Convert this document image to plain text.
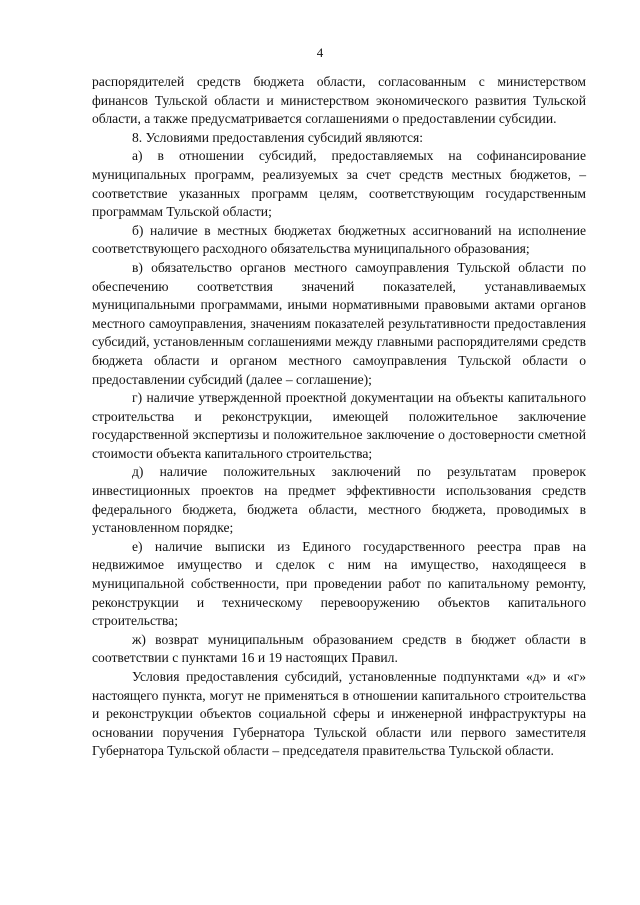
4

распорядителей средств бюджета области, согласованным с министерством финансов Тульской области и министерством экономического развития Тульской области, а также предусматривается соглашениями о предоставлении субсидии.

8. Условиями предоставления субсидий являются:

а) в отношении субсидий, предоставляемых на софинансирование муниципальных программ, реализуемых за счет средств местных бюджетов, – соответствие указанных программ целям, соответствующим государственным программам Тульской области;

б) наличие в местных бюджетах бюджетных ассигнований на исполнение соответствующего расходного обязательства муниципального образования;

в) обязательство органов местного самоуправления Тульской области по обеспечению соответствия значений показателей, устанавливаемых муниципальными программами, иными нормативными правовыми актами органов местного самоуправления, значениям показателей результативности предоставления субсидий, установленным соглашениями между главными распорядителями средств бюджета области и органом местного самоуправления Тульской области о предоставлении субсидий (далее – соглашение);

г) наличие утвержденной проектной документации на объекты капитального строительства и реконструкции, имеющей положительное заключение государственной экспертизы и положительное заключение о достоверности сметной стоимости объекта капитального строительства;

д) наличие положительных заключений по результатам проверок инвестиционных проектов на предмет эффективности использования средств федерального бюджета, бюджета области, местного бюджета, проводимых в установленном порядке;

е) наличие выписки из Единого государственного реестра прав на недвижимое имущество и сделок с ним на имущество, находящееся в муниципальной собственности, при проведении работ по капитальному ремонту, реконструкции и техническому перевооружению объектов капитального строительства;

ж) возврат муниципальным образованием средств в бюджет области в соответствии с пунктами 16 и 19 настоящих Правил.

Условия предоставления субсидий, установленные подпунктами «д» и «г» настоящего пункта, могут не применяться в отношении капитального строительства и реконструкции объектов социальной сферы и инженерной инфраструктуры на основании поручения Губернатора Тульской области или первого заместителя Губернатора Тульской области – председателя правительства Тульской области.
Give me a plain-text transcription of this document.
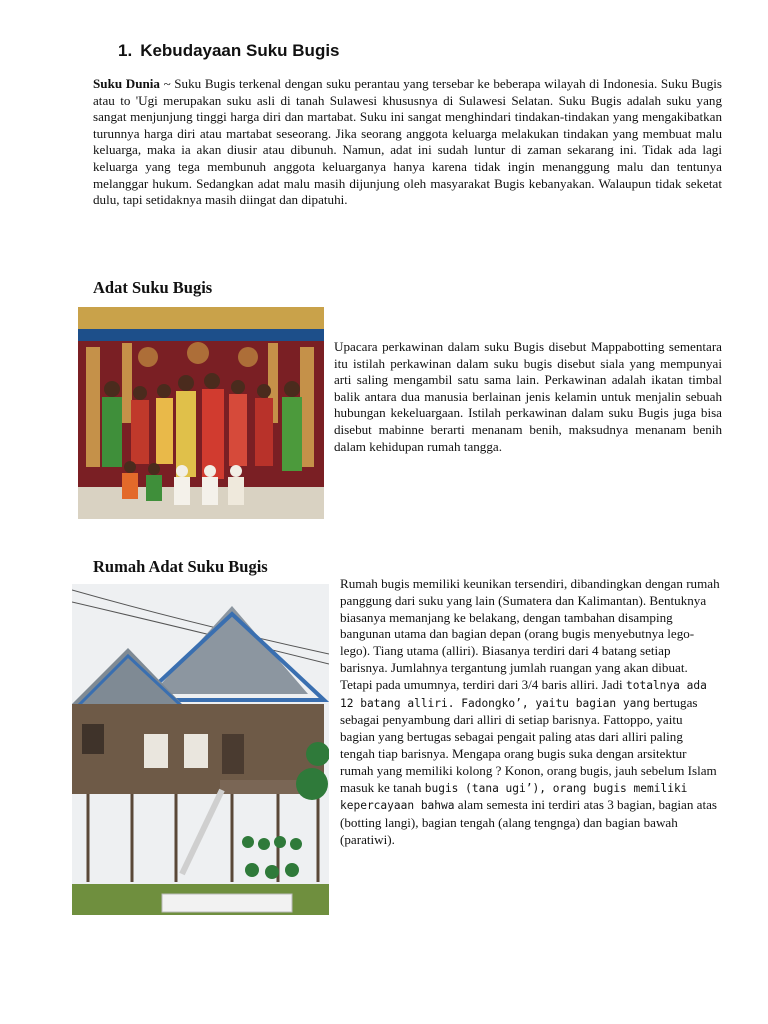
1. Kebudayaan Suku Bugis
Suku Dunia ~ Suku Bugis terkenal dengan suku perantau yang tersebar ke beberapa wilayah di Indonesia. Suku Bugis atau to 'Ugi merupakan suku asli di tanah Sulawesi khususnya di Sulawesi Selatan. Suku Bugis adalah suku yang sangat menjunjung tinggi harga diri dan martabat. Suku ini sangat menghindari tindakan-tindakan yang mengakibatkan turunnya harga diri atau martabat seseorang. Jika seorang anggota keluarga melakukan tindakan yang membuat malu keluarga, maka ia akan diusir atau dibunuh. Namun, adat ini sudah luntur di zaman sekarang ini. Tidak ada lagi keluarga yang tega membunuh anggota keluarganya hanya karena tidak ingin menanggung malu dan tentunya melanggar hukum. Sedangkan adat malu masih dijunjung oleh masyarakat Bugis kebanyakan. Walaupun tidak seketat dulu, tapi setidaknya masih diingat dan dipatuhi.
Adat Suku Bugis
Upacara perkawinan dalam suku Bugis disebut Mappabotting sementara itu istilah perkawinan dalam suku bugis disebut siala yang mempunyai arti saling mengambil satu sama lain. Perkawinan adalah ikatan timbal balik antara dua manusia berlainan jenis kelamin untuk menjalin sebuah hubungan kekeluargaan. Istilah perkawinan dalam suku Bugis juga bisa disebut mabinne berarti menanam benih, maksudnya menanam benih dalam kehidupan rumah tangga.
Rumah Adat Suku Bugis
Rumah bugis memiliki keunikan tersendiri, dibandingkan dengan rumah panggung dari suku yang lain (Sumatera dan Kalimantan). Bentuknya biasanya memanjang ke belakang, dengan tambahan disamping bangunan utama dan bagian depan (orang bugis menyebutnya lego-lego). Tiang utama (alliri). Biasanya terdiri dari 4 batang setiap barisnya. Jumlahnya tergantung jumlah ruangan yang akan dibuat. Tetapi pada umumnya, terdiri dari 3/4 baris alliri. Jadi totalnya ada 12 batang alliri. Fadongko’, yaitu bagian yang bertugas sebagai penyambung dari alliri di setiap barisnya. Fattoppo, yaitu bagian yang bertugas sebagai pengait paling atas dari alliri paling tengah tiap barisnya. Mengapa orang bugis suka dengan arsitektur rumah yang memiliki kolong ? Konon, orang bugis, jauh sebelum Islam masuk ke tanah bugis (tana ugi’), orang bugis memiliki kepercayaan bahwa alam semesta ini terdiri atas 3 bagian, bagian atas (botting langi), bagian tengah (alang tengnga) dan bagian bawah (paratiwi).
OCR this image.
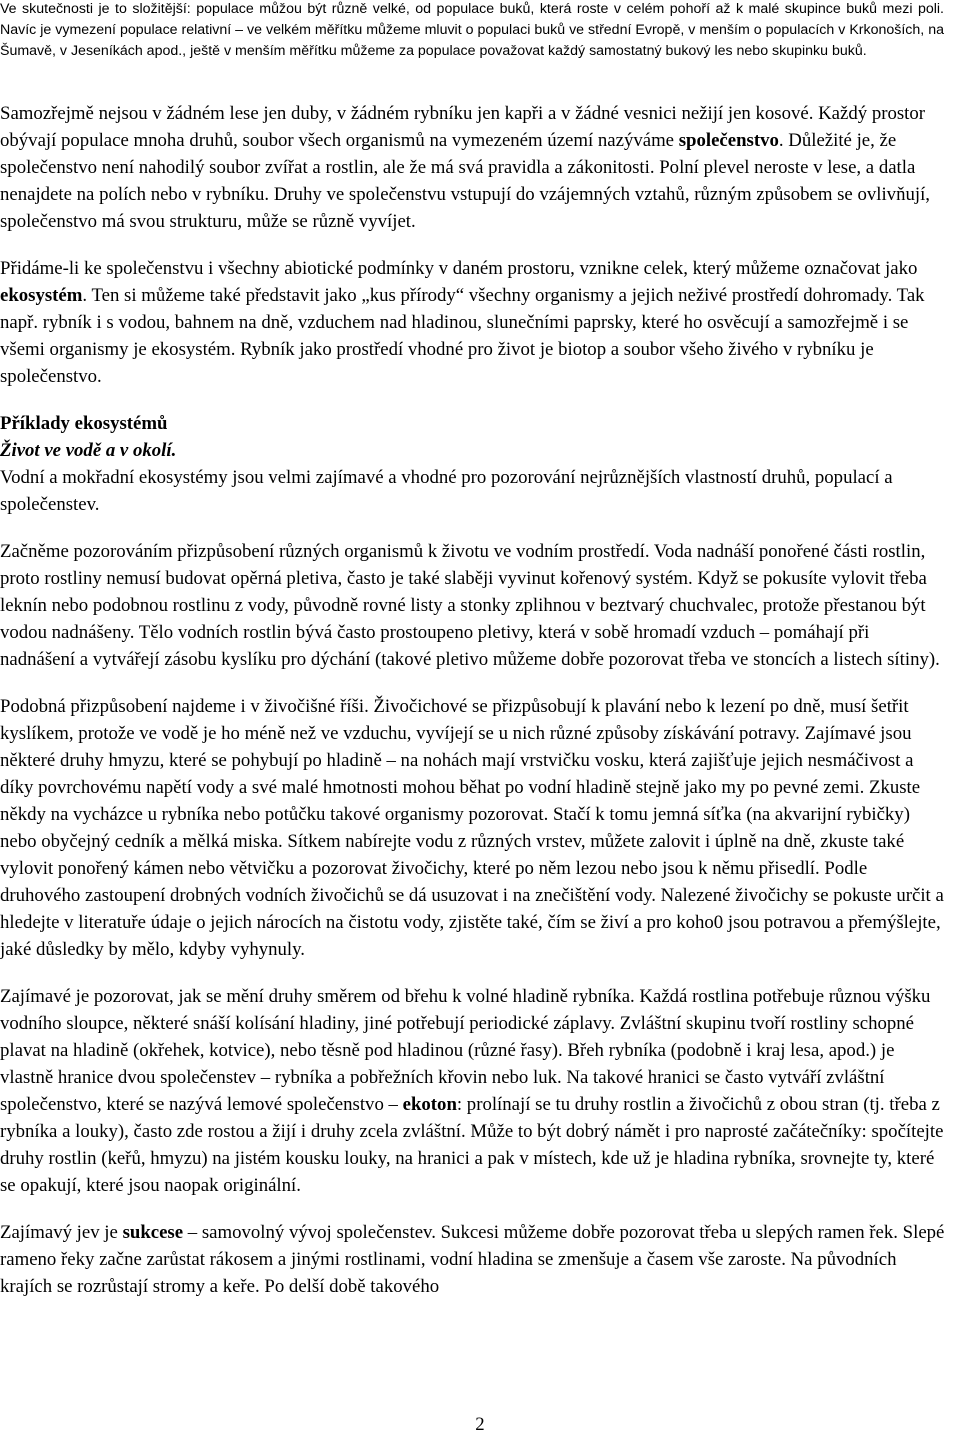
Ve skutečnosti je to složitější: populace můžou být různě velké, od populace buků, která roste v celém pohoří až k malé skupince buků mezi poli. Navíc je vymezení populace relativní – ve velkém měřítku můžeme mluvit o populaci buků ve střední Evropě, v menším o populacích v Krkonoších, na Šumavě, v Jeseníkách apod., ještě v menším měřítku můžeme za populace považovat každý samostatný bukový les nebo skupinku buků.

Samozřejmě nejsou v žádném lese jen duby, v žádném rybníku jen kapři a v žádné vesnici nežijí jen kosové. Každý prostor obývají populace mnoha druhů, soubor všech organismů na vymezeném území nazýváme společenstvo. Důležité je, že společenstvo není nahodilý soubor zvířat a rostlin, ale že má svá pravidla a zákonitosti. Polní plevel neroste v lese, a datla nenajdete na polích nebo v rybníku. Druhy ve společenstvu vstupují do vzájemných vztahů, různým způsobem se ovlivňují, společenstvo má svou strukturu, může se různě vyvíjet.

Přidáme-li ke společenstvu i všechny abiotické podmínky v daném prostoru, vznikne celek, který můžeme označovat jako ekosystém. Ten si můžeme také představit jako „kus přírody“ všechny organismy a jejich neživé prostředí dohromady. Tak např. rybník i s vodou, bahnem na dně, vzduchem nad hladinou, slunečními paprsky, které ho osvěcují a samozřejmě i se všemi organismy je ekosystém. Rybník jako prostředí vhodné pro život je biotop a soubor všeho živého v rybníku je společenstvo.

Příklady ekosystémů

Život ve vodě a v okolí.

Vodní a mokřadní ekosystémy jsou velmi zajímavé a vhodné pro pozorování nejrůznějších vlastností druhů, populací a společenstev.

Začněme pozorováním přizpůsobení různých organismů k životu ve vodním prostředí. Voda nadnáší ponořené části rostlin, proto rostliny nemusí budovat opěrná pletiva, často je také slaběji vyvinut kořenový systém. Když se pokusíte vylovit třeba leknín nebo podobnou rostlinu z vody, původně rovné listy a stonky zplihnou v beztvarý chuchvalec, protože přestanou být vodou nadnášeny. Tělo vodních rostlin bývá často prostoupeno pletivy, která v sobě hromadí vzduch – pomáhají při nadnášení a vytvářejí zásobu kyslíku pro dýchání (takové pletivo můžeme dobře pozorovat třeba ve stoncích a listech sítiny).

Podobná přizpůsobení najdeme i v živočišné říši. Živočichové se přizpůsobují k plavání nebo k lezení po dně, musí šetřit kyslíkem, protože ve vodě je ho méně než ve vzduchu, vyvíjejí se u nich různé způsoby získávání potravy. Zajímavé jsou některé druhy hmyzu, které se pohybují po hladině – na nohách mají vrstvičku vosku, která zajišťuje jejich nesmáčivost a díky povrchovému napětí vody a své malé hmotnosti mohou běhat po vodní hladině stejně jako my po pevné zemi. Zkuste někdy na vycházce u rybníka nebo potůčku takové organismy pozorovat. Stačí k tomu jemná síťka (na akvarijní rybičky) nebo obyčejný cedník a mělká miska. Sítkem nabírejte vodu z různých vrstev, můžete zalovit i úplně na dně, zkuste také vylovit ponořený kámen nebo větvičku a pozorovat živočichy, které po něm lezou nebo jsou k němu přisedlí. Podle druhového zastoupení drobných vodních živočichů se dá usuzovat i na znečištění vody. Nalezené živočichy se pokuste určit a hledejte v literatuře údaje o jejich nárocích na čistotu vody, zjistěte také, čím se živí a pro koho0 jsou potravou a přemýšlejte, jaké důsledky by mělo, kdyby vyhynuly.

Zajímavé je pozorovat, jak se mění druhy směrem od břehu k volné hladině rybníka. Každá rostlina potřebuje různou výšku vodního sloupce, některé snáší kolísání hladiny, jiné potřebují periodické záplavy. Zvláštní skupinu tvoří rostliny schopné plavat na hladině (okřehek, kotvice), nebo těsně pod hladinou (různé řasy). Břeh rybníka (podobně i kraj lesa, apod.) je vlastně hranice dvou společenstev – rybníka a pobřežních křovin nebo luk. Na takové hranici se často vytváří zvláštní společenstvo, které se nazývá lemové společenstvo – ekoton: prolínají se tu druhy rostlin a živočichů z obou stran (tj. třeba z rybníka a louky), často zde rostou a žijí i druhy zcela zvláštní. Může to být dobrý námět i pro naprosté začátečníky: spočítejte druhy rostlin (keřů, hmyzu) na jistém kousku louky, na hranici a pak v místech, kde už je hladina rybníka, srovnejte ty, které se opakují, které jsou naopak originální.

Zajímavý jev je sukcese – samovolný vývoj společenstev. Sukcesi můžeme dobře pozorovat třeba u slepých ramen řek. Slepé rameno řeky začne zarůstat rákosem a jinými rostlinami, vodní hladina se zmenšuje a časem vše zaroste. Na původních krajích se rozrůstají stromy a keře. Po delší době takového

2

###

> _Task prompt_:
Among the lines of the data above, determine how many contain the word "dobře". Report the number alone.

> _Final result_:
2